WORK TO COMPLETE: Print all the data, keeping every line exactly as it is.

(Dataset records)
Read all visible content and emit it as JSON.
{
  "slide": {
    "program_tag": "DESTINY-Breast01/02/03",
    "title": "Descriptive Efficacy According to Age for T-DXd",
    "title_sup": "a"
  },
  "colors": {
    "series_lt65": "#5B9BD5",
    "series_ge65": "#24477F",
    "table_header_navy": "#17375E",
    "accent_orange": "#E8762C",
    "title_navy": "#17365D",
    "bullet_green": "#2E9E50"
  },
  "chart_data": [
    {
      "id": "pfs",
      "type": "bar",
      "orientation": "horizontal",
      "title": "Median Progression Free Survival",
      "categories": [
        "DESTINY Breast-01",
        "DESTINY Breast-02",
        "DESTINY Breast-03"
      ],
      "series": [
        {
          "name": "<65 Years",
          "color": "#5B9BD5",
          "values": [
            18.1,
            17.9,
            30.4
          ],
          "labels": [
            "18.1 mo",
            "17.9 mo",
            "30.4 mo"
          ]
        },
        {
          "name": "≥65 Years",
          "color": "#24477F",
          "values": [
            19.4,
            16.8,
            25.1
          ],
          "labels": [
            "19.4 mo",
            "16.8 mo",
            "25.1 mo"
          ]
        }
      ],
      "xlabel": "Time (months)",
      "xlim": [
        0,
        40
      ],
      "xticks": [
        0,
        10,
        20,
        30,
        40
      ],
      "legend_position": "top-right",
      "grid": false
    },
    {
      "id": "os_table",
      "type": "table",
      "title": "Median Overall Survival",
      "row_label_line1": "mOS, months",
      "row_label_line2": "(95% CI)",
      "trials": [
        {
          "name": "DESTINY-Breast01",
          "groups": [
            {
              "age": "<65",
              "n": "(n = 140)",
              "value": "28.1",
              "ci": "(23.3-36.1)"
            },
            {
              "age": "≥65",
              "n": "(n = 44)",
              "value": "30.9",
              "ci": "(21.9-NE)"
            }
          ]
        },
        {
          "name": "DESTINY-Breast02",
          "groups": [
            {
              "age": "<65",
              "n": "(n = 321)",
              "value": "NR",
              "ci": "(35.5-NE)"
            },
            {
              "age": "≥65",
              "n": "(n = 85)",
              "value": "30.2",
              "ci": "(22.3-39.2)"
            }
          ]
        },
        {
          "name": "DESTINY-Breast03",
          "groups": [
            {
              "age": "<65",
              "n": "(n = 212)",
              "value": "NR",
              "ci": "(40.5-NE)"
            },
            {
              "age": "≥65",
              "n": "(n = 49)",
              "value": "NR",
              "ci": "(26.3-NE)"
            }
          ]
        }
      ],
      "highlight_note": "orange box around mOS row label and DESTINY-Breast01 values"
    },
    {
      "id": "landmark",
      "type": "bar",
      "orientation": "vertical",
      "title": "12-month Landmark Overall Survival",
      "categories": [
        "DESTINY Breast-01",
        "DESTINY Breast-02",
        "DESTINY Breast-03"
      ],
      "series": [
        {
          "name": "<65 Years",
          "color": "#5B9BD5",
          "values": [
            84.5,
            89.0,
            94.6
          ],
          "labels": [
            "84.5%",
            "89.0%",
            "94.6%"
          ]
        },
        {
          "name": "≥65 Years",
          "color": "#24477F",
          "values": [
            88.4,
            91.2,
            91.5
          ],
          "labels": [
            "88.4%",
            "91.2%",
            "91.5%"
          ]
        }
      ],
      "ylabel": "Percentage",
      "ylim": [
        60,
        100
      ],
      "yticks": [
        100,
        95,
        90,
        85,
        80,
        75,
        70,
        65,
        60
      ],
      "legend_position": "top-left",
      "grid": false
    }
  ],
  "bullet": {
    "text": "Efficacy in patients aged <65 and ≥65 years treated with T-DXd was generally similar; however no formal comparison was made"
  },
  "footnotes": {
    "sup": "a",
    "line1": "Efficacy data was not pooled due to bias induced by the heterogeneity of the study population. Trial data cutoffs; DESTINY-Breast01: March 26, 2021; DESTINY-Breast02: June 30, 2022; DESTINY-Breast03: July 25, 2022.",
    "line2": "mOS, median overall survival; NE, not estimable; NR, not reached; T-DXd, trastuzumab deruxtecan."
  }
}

EXERCISE RESULT:
Read all visible content and emit it as JSON.
{
  "slide": {
    "program_tag": "DESTINY-Breast01/02/03",
    "title": "Descriptive Efficacy According to Age for T-DXd",
    "title_sup": "a"
  },
  "colors": {
    "series_lt65": "#5B9BD5",
    "series_ge65": "#24477F",
    "table_header_navy": "#17375E",
    "accent_orange": "#E8762C",
    "title_navy": "#17365D",
    "bullet_green": "#2E9E50"
  },
  "chart_data": [
    {
      "id": "pfs",
      "type": "bar",
      "orientation": "horizontal",
      "title": "Median Progression Free Survival",
      "categories": [
        "DESTINY Breast-01",
        "DESTINY Breast-02",
        "DESTINY Breast-03"
      ],
      "series": [
        {
          "name": "<65 Years",
          "color": "#5B9BD5",
          "values": [
            18.1,
            17.9,
            30.4
          ],
          "labels": [
            "18.1 mo",
            "17.9 mo",
            "30.4 mo"
          ]
        },
        {
          "name": "≥65 Years",
          "color": "#24477F",
          "values": [
            19.4,
            16.8,
            25.1
          ],
          "labels": [
            "19.4 mo",
            "16.8 mo",
            "25.1 mo"
          ]
        }
      ],
      "xlabel": "Time (months)",
      "xlim": [
        0,
        40
      ],
      "xticks": [
        0,
        10,
        20,
        30,
        40
      ],
      "legend_position": "top-right",
      "grid": false
    },
    {
      "id": "os_table",
      "type": "table",
      "title": "Median Overall Survival",
      "row_label_line1": "mOS, months",
      "row_label_line2": "(95% CI)",
      "trials": [
        {
          "name": "DESTINY-Breast01",
          "groups": [
            {
              "age": "<65",
              "n": "(n = 140)",
              "value": "28.1",
              "ci": "(23.3-36.1)"
            },
            {
              "age": "≥65",
              "n": "(n = 44)",
              "value": "30.9",
              "ci": "(21.9-NE)"
            }
          ]
        },
        {
          "name": "DESTINY-Breast02",
          "groups": [
            {
              "age": "<65",
              "n": "(n = 321)",
              "value": "NR",
              "ci": "(35.5-NE)"
            },
            {
              "age": "≥65",
              "n": "(n = 85)",
              "value": "30.2",
              "ci": "(22.3-39.2)"
            }
          ]
        },
        {
          "name": "DESTINY-Breast03",
          "groups": [
            {
              "age": "<65",
              "n": "(n = 212)",
              "value": "NR",
              "ci": "(40.5-NE)"
            },
            {
              "age": "≥65",
              "n": "(n = 49)",
              "value": "NR",
              "ci": "(26.3-NE)"
            }
          ]
        }
      ],
      "highlight_note": "orange box around mOS row label and DESTINY-Breast01 values"
    },
    {
      "id": "landmark",
      "type": "bar",
      "orientation": "vertical",
      "title": "12-month Landmark Overall Survival",
      "categories": [
        "DESTINY Breast-01",
        "DESTINY Breast-02",
        "DESTINY Breast-03"
      ],
      "series": [
        {
          "name": "<65 Years",
          "color": "#5B9BD5",
          "values": [
            84.5,
            89.0,
            94.6
          ],
          "labels": [
            "84.5%",
            "89.0%",
            "94.6%"
          ]
        },
        {
          "name": "≥65 Years",
          "color": "#24477F",
          "values": [
            88.4,
            91.2,
            91.5
          ],
          "labels": [
            "88.4%",
            "91.2%",
            "91.5%"
          ]
        }
      ],
      "ylabel": "Percentage",
      "ylim": [
        60,
        100
      ],
      "yticks": [
        100,
        95,
        90,
        85,
        80,
        75,
        70,
        65,
        60
      ],
      "legend_position": "top-left",
      "grid": false
    }
  ],
  "bullet": {
    "text": "Efficacy in patients aged <65 and ≥65 years treated with T-DXd was generally similar; however no formal comparison was made"
  },
  "footnotes": {
    "sup": "a",
    "line1": "Efficacy data was not pooled due to bias induced by the heterogeneity of the study population. Trial data cutoffs; DESTINY-Breast01: March 26, 2021; DESTINY-Breast02: June 30, 2022; DESTINY-Breast03: July 25, 2022.",
    "line2": "mOS, median overall survival; NE, not estimable; NR, not reached; T-DXd, trastuzumab deruxtecan."
  }
}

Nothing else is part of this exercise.